Task to carry out — All of the material below is to be returned exactly.

Data records —
· · ·

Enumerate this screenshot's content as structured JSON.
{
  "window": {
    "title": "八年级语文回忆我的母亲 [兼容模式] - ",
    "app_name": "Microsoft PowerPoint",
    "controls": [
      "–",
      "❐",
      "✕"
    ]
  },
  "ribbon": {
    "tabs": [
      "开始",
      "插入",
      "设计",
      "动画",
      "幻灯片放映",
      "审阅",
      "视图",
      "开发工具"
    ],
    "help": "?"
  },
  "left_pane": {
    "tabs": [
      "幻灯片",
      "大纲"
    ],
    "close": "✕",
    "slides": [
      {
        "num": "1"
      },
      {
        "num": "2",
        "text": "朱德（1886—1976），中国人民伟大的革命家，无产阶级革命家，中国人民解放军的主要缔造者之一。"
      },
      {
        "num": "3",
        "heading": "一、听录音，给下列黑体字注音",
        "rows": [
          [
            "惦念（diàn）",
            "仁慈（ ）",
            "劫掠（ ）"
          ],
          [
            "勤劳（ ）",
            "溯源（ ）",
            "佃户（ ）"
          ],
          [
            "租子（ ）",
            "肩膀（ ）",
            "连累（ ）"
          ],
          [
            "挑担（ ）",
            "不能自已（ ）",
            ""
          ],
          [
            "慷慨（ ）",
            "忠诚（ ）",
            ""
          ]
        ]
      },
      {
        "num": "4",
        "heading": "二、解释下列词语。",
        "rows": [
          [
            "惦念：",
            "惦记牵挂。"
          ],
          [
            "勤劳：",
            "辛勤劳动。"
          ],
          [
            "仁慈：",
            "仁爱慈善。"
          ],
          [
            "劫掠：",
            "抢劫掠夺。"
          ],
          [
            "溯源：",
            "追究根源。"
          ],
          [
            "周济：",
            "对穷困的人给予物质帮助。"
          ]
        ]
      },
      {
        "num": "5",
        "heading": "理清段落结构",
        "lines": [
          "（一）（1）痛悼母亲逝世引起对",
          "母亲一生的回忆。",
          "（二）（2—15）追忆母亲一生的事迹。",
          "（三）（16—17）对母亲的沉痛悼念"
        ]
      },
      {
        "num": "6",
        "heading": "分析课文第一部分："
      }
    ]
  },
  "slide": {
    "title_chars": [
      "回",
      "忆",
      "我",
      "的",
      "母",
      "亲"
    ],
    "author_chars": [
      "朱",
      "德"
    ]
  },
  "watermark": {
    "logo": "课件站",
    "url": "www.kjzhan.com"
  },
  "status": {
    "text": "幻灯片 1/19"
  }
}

· · ·

Full output —
Enumerate this screenshot's content as structured JSON.
{
  "window": {
    "title": "八年级语文回忆我的母亲 [兼容模式] - ",
    "app_name": "Microsoft PowerPoint",
    "controls": [
      "–",
      "❐",
      "✕"
    ]
  },
  "ribbon": {
    "tabs": [
      "开始",
      "插入",
      "设计",
      "动画",
      "幻灯片放映",
      "审阅",
      "视图",
      "开发工具"
    ],
    "help": "?"
  },
  "left_pane": {
    "tabs": [
      "幻灯片",
      "大纲"
    ],
    "close": "✕",
    "slides": [
      {
        "num": "1"
      },
      {
        "num": "2",
        "text": "朱德（1886—1976），中国人民伟大的革命家，无产阶级革命家，中国人民解放军的主要缔造者之一。"
      },
      {
        "num": "3",
        "heading": "一、听录音，给下列黑体字注音",
        "rows": [
          [
            "惦念（diàn）",
            "仁慈（ ）",
            "劫掠（ ）"
          ],
          [
            "勤劳（ ）",
            "溯源（ ）",
            "佃户（ ）"
          ],
          [
            "租子（ ）",
            "肩膀（ ）",
            "连累（ ）"
          ],
          [
            "挑担（ ）",
            "不能自已（ ）",
            ""
          ],
          [
            "慷慨（ ）",
            "忠诚（ ）",
            ""
          ]
        ]
      },
      {
        "num": "4",
        "heading": "二、解释下列词语。",
        "rows": [
          [
            "惦念：",
            "惦记牵挂。"
          ],
          [
            "勤劳：",
            "辛勤劳动。"
          ],
          [
            "仁慈：",
            "仁爱慈善。"
          ],
          [
            "劫掠：",
            "抢劫掠夺。"
          ],
          [
            "溯源：",
            "追究根源。"
          ],
          [
            "周济：",
            "对穷困的人给予物质帮助。"
          ]
        ]
      },
      {
        "num": "5",
        "heading": "理清段落结构",
        "lines": [
          "（一）（1）痛悼母亲逝世引起对",
          "母亲一生的回忆。",
          "（二）（2—15）追忆母亲一生的事迹。",
          "（三）（16—17）对母亲的沉痛悼念"
        ]
      },
      {
        "num": "6",
        "heading": "分析课文第一部分："
      }
    ]
  },
  "slide": {
    "title_chars": [
      "回",
      "忆",
      "我",
      "的",
      "母",
      "亲"
    ],
    "author_chars": [
      "朱",
      "德"
    ]
  },
  "watermark": {
    "logo": "课件站",
    "url": "www.kjzhan.com"
  },
  "status": {
    "text": "幻灯片 1/19"
  }
}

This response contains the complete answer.